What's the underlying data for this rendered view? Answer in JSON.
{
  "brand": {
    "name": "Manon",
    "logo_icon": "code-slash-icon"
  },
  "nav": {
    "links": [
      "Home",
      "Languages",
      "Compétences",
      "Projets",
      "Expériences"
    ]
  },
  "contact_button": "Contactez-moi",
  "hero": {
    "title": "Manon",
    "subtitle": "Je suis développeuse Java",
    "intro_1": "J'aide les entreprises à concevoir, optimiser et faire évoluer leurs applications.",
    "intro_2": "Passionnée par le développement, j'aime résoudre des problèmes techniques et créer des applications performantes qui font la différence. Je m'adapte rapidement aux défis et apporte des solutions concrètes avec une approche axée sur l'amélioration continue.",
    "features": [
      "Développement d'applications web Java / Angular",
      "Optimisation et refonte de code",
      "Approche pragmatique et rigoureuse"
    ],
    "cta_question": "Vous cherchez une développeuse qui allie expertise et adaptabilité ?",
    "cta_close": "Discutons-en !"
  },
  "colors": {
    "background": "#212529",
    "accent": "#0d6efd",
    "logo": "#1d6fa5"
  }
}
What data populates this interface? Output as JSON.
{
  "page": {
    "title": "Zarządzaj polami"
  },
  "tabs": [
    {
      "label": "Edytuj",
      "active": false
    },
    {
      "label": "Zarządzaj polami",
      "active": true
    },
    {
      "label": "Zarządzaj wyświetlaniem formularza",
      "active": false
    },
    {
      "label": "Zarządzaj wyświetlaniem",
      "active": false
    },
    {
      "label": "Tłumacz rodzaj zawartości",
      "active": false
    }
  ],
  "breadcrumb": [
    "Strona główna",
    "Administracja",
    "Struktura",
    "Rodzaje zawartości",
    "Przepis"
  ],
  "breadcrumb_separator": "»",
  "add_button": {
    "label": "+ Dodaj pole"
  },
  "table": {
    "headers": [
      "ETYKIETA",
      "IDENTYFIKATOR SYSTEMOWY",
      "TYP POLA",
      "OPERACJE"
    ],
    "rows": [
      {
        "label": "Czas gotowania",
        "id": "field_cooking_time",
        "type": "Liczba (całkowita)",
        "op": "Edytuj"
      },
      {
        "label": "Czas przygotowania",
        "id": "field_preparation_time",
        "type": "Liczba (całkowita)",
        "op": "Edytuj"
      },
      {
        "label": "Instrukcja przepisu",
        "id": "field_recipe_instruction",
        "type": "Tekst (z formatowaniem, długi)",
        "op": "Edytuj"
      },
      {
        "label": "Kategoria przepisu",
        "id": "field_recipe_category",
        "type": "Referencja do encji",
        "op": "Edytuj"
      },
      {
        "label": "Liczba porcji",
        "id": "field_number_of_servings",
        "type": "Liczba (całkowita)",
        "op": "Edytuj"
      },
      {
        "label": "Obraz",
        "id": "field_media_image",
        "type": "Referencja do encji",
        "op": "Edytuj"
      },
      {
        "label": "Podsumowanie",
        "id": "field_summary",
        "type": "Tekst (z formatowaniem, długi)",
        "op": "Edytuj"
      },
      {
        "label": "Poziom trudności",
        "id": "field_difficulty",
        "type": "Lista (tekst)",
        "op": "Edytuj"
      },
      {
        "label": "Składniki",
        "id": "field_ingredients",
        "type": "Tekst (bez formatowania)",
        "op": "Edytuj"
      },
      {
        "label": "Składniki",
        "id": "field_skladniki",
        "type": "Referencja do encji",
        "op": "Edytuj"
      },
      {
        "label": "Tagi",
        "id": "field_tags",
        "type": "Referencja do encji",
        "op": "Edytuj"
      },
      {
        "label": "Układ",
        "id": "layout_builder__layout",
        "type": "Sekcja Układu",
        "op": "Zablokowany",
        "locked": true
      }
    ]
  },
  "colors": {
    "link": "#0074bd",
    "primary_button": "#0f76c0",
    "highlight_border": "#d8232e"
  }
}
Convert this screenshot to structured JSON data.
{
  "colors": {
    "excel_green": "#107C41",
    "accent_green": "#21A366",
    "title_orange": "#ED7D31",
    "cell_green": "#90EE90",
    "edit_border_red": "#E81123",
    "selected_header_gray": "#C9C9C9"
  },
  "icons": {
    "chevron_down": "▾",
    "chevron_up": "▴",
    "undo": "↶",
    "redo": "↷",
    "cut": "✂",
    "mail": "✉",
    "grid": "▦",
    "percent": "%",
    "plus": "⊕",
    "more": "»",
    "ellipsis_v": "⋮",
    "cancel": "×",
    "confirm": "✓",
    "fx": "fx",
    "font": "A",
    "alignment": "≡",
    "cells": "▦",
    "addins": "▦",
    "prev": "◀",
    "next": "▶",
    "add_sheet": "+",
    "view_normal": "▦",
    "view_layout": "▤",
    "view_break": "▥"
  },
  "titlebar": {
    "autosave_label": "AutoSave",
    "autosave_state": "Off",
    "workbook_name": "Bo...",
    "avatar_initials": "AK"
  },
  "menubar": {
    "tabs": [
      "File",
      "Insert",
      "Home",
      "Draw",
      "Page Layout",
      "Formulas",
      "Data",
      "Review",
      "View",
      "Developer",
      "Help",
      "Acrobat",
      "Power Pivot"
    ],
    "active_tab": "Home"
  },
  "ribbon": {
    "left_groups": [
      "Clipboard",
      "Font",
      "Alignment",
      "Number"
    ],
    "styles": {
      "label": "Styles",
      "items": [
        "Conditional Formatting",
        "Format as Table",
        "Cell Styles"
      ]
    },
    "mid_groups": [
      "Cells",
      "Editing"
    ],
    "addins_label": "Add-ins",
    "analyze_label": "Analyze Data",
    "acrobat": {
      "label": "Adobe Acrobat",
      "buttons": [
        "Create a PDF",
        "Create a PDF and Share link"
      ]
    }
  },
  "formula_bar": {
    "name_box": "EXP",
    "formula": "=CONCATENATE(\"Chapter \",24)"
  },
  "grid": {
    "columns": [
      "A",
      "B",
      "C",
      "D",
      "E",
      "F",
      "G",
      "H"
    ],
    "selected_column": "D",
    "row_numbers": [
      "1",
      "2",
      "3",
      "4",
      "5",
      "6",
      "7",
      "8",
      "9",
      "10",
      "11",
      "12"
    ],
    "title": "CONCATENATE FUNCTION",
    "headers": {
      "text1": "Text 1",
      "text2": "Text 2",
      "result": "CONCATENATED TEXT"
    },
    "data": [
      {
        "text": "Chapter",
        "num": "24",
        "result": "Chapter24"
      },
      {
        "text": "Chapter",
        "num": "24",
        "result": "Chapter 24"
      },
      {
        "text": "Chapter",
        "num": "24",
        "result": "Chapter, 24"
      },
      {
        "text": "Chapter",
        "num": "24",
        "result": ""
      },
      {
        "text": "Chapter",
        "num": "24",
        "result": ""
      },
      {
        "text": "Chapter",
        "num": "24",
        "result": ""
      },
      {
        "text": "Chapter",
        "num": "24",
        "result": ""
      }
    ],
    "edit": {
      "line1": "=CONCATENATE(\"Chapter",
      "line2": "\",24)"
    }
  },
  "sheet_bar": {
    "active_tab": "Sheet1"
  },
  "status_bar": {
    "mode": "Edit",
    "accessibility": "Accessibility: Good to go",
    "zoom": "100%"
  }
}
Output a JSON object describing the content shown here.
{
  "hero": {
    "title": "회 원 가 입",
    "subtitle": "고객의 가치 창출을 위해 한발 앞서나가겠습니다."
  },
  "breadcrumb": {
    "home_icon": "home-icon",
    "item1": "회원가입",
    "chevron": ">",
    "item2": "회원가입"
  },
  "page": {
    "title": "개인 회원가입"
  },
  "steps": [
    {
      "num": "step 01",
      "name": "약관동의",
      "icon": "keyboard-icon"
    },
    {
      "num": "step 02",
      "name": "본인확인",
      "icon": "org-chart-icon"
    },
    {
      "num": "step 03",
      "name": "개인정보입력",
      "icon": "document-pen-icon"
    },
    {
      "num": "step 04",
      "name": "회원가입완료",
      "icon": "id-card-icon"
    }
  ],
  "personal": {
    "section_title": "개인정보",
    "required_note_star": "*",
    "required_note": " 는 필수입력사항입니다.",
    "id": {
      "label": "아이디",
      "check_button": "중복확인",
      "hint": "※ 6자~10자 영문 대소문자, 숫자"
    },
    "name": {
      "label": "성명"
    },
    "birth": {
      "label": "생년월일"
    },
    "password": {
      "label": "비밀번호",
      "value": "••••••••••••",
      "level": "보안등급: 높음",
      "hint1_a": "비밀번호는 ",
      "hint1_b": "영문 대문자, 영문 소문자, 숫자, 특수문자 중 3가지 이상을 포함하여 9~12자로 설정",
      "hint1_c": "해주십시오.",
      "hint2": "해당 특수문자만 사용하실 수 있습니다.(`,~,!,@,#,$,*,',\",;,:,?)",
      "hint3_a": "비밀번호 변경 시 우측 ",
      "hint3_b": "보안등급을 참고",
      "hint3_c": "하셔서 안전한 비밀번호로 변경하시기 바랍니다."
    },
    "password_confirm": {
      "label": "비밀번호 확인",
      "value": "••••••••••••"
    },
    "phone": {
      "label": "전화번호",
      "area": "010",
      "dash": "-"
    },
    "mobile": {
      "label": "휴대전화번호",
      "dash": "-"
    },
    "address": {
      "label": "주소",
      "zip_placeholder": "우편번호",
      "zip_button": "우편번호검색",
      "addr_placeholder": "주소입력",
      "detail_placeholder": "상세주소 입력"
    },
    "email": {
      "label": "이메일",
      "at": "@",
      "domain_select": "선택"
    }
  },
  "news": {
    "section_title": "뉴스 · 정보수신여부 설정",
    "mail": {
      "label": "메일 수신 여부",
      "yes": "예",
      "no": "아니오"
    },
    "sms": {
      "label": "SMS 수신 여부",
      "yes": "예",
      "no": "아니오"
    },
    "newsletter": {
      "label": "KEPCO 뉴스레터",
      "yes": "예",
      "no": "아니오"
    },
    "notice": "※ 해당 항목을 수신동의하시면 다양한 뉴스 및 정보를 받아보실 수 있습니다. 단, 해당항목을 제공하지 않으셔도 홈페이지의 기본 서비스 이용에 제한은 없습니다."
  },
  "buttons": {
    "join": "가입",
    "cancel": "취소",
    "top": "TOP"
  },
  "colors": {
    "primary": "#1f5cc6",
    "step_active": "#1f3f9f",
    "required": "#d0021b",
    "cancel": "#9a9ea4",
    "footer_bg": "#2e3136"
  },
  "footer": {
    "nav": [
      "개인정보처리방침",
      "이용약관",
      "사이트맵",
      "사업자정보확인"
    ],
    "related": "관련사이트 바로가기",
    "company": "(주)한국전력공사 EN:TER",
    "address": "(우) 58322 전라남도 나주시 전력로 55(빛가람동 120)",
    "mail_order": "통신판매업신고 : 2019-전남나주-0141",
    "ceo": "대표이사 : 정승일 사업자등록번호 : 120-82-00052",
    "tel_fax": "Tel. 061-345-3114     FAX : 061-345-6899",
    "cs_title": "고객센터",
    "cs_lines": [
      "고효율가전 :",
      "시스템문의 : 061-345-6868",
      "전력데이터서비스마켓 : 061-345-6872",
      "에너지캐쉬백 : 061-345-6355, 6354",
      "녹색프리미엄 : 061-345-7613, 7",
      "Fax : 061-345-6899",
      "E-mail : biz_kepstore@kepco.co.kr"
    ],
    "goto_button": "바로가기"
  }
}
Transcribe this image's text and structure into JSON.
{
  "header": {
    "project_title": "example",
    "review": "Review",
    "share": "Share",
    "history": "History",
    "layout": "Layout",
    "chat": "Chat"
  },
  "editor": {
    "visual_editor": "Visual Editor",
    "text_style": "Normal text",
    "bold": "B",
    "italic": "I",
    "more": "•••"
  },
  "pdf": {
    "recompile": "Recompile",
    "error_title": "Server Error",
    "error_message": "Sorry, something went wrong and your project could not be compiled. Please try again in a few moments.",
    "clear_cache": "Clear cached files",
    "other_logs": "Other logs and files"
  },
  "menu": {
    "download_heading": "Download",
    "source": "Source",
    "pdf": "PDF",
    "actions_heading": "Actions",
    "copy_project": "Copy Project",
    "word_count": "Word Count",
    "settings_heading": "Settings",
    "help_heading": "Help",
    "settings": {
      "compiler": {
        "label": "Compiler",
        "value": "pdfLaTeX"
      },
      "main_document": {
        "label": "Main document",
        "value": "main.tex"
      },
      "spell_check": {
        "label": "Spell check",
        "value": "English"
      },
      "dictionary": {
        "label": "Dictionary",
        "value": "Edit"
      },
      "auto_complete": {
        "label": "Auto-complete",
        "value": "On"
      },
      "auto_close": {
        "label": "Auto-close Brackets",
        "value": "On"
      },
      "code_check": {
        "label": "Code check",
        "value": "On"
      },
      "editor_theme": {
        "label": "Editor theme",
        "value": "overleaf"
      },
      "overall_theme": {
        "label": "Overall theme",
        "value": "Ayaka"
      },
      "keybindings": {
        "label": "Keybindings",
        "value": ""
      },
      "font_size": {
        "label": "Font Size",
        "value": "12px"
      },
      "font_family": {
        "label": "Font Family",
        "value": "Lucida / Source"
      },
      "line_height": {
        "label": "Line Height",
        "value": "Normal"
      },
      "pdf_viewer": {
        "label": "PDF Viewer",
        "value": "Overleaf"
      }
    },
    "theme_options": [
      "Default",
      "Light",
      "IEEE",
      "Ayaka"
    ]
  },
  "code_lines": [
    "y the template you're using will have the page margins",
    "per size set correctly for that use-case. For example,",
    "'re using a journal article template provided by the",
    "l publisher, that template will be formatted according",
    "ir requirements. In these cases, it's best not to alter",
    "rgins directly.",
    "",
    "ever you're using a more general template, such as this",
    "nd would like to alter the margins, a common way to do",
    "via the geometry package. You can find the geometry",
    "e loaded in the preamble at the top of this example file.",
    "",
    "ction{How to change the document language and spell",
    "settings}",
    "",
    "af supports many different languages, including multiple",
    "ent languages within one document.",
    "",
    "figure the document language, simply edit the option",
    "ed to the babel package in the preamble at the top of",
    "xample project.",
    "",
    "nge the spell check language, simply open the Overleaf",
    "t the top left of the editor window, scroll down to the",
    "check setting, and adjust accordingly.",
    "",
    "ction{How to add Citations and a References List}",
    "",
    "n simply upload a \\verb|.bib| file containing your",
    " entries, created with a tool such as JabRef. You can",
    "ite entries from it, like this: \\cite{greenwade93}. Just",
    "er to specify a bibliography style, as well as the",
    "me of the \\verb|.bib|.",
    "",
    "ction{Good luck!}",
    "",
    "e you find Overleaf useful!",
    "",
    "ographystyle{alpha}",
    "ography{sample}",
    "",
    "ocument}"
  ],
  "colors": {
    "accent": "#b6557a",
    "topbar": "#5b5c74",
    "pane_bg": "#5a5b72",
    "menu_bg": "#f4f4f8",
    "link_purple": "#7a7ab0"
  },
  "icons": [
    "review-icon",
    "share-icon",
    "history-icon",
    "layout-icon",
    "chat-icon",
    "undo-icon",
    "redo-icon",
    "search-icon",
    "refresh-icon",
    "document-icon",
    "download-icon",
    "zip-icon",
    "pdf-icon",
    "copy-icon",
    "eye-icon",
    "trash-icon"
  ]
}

========================================================================

■ **What needs to be done**:
Provide only the count of lines in the data above that include the string "simply".

■ **Written reply**:
3